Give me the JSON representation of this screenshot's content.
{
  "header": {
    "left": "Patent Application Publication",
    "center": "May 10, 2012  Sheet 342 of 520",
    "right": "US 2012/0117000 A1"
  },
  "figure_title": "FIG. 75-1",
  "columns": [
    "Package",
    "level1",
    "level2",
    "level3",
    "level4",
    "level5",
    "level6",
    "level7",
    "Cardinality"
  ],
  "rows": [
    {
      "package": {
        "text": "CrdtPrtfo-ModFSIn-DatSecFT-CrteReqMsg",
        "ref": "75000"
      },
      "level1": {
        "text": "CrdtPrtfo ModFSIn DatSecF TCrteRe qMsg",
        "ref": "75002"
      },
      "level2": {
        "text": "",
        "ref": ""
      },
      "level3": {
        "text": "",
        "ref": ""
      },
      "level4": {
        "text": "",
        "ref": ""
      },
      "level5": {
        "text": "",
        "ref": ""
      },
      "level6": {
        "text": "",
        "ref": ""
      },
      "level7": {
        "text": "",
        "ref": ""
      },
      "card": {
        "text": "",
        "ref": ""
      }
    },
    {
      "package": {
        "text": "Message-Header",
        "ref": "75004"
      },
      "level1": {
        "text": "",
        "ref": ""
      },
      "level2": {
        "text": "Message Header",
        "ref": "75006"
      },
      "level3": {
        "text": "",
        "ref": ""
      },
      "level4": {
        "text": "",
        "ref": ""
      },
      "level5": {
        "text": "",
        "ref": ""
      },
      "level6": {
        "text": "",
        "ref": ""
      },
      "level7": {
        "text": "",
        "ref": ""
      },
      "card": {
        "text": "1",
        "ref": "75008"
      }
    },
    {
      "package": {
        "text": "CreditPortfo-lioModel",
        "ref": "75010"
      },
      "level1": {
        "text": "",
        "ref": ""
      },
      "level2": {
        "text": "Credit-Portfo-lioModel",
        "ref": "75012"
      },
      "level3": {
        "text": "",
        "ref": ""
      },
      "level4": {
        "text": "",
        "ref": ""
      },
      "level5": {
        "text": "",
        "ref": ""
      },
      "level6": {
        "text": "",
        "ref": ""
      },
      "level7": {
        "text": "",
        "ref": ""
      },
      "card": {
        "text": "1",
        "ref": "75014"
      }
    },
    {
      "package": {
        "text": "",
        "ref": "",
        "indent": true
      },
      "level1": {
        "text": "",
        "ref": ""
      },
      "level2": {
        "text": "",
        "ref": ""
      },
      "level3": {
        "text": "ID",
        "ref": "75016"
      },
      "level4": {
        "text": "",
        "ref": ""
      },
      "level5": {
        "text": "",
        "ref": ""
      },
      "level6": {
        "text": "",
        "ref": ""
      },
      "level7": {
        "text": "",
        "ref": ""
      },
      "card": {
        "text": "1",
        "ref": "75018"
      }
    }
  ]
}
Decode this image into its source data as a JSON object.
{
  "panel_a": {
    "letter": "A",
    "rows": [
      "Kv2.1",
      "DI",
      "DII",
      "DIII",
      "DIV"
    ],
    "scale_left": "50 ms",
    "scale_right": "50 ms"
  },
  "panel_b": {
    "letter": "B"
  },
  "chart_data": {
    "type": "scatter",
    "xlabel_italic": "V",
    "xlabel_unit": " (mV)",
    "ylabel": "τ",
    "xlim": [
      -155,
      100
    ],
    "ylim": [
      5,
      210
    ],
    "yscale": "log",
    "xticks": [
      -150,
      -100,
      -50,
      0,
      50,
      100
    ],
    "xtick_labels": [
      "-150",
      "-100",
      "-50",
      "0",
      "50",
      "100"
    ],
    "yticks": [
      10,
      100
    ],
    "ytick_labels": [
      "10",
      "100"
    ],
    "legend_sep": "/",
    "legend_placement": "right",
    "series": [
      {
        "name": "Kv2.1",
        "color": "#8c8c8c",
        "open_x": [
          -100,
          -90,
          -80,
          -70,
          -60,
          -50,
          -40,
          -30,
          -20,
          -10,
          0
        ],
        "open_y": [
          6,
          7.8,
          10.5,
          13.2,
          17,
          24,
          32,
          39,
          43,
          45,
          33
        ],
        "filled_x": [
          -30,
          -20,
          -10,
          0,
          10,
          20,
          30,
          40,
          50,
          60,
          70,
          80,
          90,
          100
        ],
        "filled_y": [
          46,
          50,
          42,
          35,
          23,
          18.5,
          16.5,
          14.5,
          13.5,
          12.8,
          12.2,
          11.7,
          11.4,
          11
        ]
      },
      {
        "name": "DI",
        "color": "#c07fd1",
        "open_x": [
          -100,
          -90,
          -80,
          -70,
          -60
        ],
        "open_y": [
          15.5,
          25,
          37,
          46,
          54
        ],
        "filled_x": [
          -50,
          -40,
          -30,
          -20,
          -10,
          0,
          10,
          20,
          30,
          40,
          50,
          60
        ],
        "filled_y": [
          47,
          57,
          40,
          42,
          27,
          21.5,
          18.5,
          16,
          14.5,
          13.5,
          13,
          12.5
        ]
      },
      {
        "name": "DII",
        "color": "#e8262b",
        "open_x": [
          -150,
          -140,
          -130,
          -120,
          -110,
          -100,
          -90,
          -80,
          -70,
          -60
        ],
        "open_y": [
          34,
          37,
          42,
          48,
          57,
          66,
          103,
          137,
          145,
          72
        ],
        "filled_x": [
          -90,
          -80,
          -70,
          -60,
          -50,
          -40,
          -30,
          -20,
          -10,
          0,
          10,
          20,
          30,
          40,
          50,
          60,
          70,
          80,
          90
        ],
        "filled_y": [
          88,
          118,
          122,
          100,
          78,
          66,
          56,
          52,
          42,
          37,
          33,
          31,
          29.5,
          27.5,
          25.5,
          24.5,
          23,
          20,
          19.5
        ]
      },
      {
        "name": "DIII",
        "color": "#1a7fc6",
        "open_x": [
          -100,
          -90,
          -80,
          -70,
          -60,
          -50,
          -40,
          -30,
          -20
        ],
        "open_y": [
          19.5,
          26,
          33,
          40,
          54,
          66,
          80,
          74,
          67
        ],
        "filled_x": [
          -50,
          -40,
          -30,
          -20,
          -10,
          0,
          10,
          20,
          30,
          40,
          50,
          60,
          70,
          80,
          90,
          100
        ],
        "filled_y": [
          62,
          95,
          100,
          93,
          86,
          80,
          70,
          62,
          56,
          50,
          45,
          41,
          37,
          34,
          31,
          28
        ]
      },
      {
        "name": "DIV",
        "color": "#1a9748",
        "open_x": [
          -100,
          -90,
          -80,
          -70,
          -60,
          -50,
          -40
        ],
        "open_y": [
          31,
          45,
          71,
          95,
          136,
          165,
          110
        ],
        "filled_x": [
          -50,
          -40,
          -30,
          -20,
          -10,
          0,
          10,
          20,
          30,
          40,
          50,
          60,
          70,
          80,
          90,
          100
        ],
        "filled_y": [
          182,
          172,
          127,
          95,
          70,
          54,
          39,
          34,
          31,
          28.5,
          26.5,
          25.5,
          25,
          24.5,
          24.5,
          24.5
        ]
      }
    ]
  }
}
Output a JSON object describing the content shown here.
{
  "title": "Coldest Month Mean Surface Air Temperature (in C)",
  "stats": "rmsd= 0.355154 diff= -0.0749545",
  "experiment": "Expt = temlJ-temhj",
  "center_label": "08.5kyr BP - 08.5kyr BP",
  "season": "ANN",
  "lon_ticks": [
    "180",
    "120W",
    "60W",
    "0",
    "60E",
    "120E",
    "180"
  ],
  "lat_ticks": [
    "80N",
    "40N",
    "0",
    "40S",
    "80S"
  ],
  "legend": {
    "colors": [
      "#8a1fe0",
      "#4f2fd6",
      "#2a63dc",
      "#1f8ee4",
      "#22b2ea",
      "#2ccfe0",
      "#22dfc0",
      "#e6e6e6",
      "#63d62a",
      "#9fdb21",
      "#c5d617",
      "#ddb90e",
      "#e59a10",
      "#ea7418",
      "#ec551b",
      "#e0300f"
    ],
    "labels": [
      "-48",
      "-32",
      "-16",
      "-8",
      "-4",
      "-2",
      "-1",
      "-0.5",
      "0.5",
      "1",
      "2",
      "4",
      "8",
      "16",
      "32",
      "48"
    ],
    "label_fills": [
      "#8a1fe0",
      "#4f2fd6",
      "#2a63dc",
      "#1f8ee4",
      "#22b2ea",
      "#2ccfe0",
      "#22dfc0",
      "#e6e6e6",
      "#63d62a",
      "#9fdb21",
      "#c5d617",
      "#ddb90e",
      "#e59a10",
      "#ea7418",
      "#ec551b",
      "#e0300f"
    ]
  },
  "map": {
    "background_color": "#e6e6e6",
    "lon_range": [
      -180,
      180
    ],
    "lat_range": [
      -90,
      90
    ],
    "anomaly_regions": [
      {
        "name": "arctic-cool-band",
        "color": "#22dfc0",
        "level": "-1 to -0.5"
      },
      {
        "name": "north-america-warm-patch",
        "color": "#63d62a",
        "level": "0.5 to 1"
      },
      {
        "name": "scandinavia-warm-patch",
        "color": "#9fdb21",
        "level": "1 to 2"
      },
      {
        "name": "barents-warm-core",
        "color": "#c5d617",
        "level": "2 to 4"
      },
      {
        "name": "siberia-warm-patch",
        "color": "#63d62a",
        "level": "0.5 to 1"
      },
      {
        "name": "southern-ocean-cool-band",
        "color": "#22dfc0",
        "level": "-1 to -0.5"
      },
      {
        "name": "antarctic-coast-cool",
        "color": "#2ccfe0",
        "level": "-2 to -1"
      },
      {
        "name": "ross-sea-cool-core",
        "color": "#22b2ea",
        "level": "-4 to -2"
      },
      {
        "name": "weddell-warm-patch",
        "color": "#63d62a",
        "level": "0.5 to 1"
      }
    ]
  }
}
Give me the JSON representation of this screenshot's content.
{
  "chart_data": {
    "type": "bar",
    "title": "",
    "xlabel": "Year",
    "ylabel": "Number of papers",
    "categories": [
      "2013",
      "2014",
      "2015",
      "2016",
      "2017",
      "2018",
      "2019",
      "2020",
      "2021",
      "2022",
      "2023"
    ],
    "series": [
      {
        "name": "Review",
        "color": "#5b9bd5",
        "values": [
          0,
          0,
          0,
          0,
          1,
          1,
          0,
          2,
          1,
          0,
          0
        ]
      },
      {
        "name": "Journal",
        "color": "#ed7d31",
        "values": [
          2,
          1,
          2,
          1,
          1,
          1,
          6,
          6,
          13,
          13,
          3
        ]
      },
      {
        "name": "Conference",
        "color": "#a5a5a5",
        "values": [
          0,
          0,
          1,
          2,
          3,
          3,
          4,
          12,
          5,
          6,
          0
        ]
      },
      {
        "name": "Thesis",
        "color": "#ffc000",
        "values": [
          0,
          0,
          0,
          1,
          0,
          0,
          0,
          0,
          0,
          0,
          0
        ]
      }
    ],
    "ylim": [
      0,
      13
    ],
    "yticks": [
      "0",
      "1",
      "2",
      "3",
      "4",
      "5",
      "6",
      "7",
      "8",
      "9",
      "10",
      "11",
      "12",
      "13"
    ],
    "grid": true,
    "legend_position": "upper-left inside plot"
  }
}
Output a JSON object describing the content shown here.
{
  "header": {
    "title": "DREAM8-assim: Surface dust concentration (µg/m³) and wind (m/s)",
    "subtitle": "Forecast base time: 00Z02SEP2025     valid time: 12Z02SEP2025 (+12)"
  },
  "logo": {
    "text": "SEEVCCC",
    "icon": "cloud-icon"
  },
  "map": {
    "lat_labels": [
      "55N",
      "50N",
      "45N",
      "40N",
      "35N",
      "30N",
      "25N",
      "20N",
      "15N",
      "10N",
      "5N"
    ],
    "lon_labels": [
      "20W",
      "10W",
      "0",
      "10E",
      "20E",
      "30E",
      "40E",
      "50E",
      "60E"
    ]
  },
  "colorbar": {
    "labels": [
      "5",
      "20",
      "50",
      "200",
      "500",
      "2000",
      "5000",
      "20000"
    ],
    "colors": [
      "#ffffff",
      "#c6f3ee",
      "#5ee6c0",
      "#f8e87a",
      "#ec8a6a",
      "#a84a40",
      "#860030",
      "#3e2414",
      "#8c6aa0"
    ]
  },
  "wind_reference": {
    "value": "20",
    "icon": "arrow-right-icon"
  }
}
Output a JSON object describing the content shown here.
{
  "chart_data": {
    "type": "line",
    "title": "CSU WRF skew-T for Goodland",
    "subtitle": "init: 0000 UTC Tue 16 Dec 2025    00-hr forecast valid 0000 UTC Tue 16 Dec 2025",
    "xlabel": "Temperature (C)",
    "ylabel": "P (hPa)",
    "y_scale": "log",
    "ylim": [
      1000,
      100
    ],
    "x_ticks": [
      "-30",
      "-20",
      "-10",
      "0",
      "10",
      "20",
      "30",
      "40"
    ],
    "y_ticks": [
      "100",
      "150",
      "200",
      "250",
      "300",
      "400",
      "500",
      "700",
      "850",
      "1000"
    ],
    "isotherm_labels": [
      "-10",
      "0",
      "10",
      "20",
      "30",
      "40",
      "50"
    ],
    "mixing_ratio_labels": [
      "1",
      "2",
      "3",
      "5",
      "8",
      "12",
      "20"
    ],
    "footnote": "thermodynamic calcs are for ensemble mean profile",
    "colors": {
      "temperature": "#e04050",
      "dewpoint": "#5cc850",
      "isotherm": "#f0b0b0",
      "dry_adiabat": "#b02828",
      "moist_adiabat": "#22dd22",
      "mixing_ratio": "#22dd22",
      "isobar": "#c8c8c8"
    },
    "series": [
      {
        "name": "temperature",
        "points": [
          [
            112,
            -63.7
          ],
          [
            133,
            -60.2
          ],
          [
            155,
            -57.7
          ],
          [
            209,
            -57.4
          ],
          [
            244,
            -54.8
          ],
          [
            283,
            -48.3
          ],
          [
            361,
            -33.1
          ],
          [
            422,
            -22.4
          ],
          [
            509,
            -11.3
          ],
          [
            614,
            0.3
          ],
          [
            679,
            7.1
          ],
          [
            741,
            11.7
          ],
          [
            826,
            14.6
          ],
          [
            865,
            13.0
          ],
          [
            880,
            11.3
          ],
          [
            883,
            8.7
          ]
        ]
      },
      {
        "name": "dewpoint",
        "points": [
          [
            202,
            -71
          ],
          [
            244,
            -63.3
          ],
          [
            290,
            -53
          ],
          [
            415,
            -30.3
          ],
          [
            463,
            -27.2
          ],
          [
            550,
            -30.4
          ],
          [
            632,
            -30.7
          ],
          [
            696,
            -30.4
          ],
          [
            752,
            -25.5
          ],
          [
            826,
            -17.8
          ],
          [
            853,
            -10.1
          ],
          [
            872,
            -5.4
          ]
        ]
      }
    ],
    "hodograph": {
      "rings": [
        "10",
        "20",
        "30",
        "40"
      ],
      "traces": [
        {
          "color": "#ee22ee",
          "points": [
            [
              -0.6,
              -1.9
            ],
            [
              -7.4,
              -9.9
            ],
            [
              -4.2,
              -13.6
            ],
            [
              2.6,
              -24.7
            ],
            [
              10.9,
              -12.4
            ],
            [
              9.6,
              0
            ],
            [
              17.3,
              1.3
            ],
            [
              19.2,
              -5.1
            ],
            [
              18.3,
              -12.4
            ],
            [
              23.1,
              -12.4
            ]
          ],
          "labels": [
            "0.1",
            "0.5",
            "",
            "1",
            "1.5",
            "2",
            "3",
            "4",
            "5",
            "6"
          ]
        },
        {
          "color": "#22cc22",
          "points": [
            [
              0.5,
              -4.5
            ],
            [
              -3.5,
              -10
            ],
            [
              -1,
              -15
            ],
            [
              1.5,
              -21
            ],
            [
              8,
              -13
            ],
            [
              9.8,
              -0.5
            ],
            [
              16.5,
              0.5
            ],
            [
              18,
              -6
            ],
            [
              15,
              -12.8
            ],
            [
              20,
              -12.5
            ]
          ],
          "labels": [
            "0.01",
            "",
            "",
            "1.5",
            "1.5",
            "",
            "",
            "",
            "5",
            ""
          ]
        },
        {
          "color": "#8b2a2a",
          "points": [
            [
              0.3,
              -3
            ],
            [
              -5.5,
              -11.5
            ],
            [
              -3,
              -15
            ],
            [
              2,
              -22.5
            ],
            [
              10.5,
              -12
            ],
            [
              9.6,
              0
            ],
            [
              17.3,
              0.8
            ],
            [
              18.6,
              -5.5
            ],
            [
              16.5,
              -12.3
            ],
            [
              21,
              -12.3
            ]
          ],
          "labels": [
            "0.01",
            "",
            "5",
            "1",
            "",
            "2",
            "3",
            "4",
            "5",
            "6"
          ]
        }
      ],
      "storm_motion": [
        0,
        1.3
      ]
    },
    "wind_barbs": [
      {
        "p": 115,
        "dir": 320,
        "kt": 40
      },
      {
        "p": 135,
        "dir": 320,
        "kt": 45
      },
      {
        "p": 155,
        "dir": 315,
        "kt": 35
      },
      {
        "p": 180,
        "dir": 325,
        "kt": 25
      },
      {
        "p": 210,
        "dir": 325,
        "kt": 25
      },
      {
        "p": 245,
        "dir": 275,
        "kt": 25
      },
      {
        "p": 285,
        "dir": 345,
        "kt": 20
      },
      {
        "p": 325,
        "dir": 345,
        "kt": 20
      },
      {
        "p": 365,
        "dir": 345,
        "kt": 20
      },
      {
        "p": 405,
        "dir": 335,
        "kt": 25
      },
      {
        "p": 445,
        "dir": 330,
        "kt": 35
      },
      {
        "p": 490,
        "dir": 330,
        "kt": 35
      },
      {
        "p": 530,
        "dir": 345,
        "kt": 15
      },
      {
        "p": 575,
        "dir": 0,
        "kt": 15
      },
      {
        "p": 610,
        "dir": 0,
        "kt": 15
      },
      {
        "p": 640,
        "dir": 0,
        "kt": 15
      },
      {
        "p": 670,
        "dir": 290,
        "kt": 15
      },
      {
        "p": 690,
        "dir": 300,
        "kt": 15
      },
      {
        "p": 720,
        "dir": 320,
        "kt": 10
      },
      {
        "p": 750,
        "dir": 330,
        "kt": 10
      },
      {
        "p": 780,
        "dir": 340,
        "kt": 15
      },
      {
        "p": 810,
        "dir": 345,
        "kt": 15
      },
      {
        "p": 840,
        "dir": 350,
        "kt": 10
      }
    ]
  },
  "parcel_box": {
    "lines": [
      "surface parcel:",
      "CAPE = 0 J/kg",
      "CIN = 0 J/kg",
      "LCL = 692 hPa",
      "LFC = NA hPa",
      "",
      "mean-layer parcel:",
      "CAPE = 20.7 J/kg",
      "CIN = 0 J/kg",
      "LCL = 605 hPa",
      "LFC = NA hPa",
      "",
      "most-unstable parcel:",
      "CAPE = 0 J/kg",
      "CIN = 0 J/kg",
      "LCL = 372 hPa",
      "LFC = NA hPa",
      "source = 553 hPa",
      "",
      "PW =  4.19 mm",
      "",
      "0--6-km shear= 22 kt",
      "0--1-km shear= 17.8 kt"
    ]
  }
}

Task directions
List each line holding the string "core".

Answer for this exercise
        "name": "barents-warm-core",
        "name": "ross-sea-cool-core",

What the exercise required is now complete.